» Exercise prompt: Give every line again exactly as it appears, please, but not the pictures.
======== Raw data
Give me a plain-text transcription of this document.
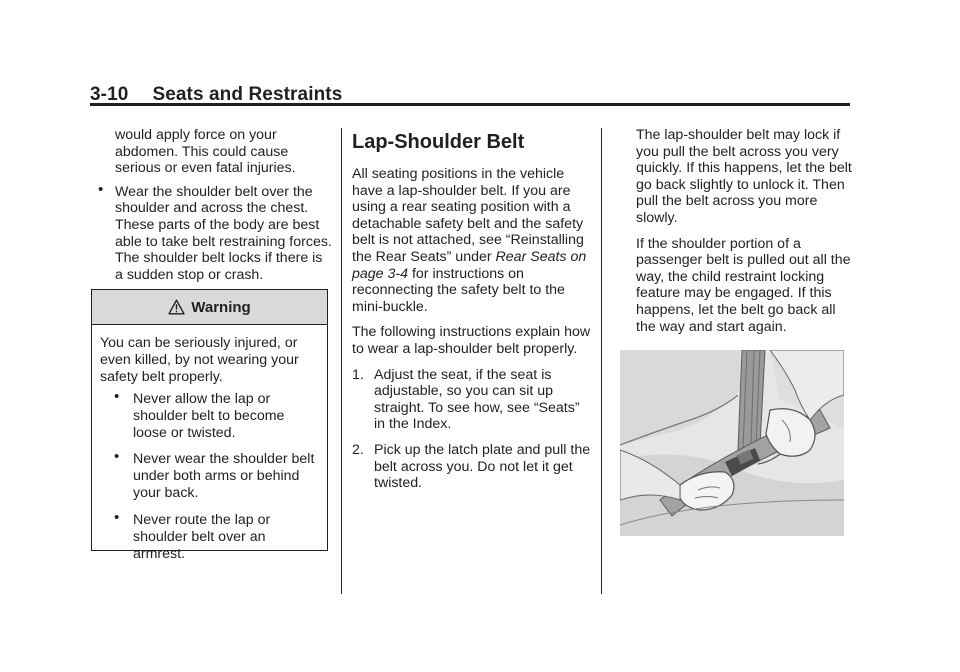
3-10 Seats and Restraints

would apply force on your abdomen. This could cause serious or even fatal injuries.

• Wear the shoulder belt over the shoulder and across the chest. These parts of the body are best able to take belt restraining forces. The shoulder belt locks if there is a sudden stop or crash.
Warning

You can be seriously injured, or even killed, by not wearing your safety belt properly.

• Never allow the lap or shoulder belt to become loose or twisted.
• Never wear the shoulder belt under both arms or behind your back.
• Never route the lap or shoulder belt over an armrest.
Lap-Shoulder Belt

All seating positions in the vehicle have a lap-shoulder belt. If you are using a rear seating position with a detachable safety belt and the safety belt is not attached, see “Reinstalling the Rear Seats” under Rear Seats on page 3-4 for instructions on reconnecting the safety belt to the mini-buckle.

The following instructions explain how to wear a lap-shoulder belt properly.

1. Adjust the seat, if the seat is adjustable, so you can sit up straight. To see how, see “Seats” in the Index.
2. Pick up the latch plate and pull the belt across you. Do not let it get twisted.

The lap-shoulder belt may lock if you pull the belt across you very quickly. If this happens, let the belt go back slightly to unlock it. Then pull the belt across you more slowly.

If the shoulder portion of a passenger belt is pulled out all the way, the child restraint locking feature may be engaged. If this happens, let the belt go back all the way and start again.
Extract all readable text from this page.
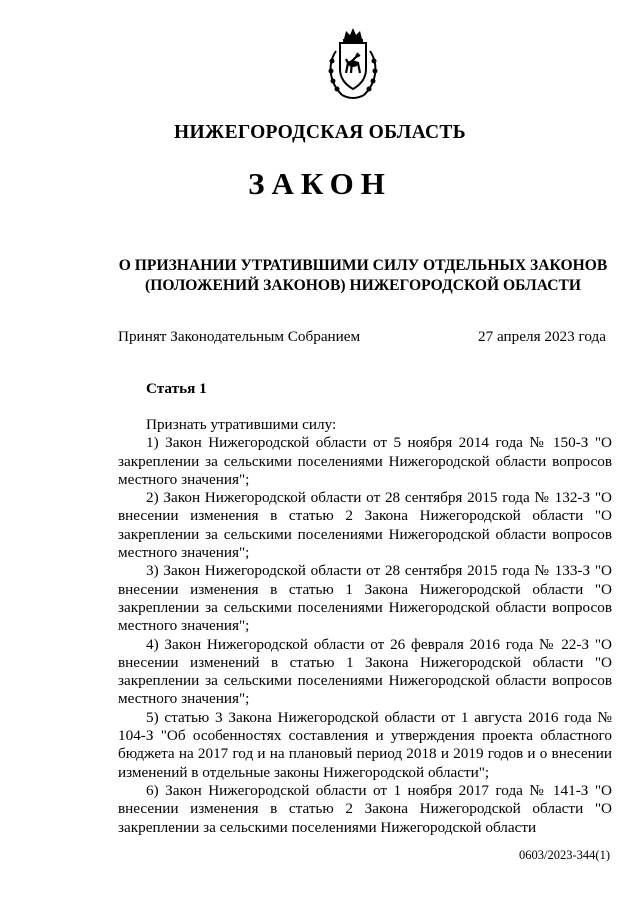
НИЖЕГОРОДСКАЯ ОБЛАСТЬ
ЗАКОН
О ПРИЗНАНИИ УТРАТИВШИМИ СИЛУ ОТДЕЛЬНЫХ ЗАКОНОВ
(ПОЛОЖЕНИЙ ЗАКОНОВ) НИЖЕГОРОДСКОЙ ОБЛАСТИ
Принят Законодательным Собранием	27 апреля 2023 года
Статья 1

Признать утратившими силу:

1) Закон Нижегородской области от 5 ноября 2014 года № 150-З "О закреплении за сельскими поселениями Нижегородской области вопросов местного значения";

2) Закон Нижегородской области от 28 сентября 2015 года № 132-З "О внесении изменения в статью 2 Закона Нижегородской области "О закреплении за сельскими поселениями Нижегородской области вопросов местного значения";

3) Закон Нижегородской области от 28 сентября 2015 года № 133-З "О внесении изменения в статью 1 Закона Нижегородской области "О закреплении за сельскими поселениями Нижегородской области вопросов местного значения";

4) Закон Нижегородской области от 26 февраля 2016 года № 22-З "О внесении изменений в статью 1 Закона Нижегородской области "О закреплении за сельскими поселениями Нижегородской области вопросов местного значения";

5) статью 3 Закона Нижегородской области от 1 августа 2016 года № 104-З "Об особенностях составления и утверждения проекта областного бюджета на 2017 год и на плановый период 2018 и 2019 годов и о внесении изменений в отдельные законы Нижегородской области";

6) Закон Нижегородской области от 1 ноября 2017 года № 141-З "О внесении изменения в статью 2 Закона Нижегородской области "О закреплении за сельскими поселениями Нижегородской области

0603/2023-344(1)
================
» Result of this exercise:
Give me a plain-text transcription of this document.
3-10 Seats and Restraints

would apply force on your abdomen. This could cause serious or even fatal injuries.

• Wear the shoulder belt over the shoulder and across the chest. These parts of the body are best able to take belt restraining forces. The shoulder belt locks if there is a sudden stop or crash.
Warning

You can be seriously injured, or even killed, by not wearing your safety belt properly.

• Never allow the lap or shoulder belt to become loose or twisted.
• Never wear the shoulder belt under both arms or behind your back.
• Never route the lap or shoulder belt over an armrest.
Lap-Shoulder Belt

All seating positions in the vehicle have a lap-shoulder belt. If you are using a rear seating position with a detachable safety belt and the safety belt is not attached, see “Reinstalling the Rear Seats” under Rear Seats on page 3-4 for instructions on reconnecting the safety belt to the mini-buckle.

The following instructions explain how to wear a lap-shoulder belt properly.

1. Adjust the seat, if the seat is adjustable, so you can sit up straight. To see how, see “Seats” in the Index.
2. Pick up the latch plate and pull the belt across you. Do not let it get twisted.

The lap-shoulder belt may lock if you pull the belt across you very quickly. If this happens, let the belt go back slightly to unlock it. Then pull the belt across you more slowly.

If the shoulder portion of a passenger belt is pulled out all the way, the child restraint locking feature may be engaged. If this happens, let the belt go back all the way and start again.
Extract all readable text from this page.
НИЖЕГОРОДСКАЯ ОБЛАСТЬ
ЗАКОН
О ПРИЗНАНИИ УТРАТИВШИМИ СИЛУ ОТДЕЛЬНЫХ ЗАКОНОВ
(ПОЛОЖЕНИЙ ЗАКОНОВ) НИЖЕГОРОДСКОЙ ОБЛАСТИ
Принят Законодательным Собранием	27 апреля 2023 года
Статья 1

Признать утратившими силу:

1) Закон Нижегородской области от 5 ноября 2014 года № 150-З "О закреплении за сельскими поселениями Нижегородской области вопросов местного значения";

2) Закон Нижегородской области от 28 сентября 2015 года № 132-З "О внесении изменения в статью 2 Закона Нижегородской области "О закреплении за сельскими поселениями Нижегородской области вопросов местного значения";

3) Закон Нижегородской области от 28 сентября 2015 года № 133-З "О внесении изменения в статью 1 Закона Нижегородской области "О закреплении за сельскими поселениями Нижегородской области вопросов местного значения";

4) Закон Нижегородской области от 26 февраля 2016 года № 22-З "О внесении изменений в статью 1 Закона Нижегородской области "О закреплении за сельскими поселениями Нижегородской области вопросов местного значения";

5) статью 3 Закона Нижегородской области от 1 августа 2016 года № 104-З "Об особенностях составления и утверждения проекта областного бюджета на 2017 год и на плановый период 2018 и 2019 годов и о внесении изменений в отдельные законы Нижегородской области";

6) Закон Нижегородской области от 1 ноября 2017 года № 141-З "О внесении изменения в статью 2 Закона Нижегородской области "О закреплении за сельскими поселениями Нижегородской области

0603/2023-344(1)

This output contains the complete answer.